Requirement:
The listing must be reproduced in full, exactly as it stands.

++++++++

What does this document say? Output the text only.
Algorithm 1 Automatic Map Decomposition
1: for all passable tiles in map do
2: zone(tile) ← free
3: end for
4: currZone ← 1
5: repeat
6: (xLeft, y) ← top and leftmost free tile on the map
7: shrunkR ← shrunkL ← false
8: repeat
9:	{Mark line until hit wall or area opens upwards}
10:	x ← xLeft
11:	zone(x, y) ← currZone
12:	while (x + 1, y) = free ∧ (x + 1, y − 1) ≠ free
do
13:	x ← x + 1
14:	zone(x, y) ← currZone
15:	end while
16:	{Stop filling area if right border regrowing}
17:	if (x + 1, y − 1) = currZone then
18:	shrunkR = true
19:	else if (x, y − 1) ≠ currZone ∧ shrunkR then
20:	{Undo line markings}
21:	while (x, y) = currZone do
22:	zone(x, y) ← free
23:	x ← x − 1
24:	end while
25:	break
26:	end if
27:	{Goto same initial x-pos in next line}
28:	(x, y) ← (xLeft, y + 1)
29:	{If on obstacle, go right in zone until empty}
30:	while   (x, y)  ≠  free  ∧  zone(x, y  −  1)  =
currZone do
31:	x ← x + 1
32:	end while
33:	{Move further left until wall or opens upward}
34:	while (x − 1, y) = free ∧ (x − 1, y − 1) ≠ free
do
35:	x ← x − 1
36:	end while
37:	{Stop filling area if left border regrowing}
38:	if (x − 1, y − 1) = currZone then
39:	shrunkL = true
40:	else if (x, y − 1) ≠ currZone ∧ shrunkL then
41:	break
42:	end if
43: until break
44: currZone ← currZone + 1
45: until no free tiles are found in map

++++++++

Full output:
What does this document say? Output the text only.
Algorithm 1 Automatic Map Decomposition
1: for all passable tiles in map do
2: zone(tile) ← free
3: end for
4: currZone ← 1
5: repeat
6: (xLeft, y) ← top and leftmost free tile on the map
7: shrunkR ← shrunkL ← false
8: repeat
9:	{Mark line until hit wall or area opens upwards}
10:	x ← xLeft
11:	zone(x, y) ← currZone
12:	while (x + 1, y) = free ∧ (x + 1, y − 1) ≠ free
do
13:	x ← x + 1
14:	zone(x, y) ← currZone
15:	end while
16:	{Stop filling area if right border regrowing}
17:	if (x + 1, y − 1) = currZone then
18:	shrunkR = true
19:	else if (x, y − 1) ≠ currZone ∧ shrunkR then
20:	{Undo line markings}
21:	while (x, y) = currZone do
22:	zone(x, y) ← free
23:	x ← x − 1
24:	end while
25:	break
26:	end if
27:	{Goto same initial x-pos in next line}
28:	(x, y) ← (xLeft, y + 1)
29:	{If on obstacle, go right in zone until empty}
30:	while   (x, y)  ≠  free  ∧  zone(x, y  −  1)  =
currZone do
31:	x ← x + 1
32:	end while
33:	{Move further left until wall or opens upward}
34:	while (x − 1, y) = free ∧ (x − 1, y − 1) ≠ free
do
35:	x ← x − 1
36:	end while
37:	{Stop filling area if left border regrowing}
38:	if (x − 1, y − 1) = currZone then
39:	shrunkL = true
40:	else if (x, y − 1) ≠ currZone ∧ shrunkL then
41:	break
42:	end if
43: until break
44: currZone ← currZone + 1
45: until no free tiles are found in map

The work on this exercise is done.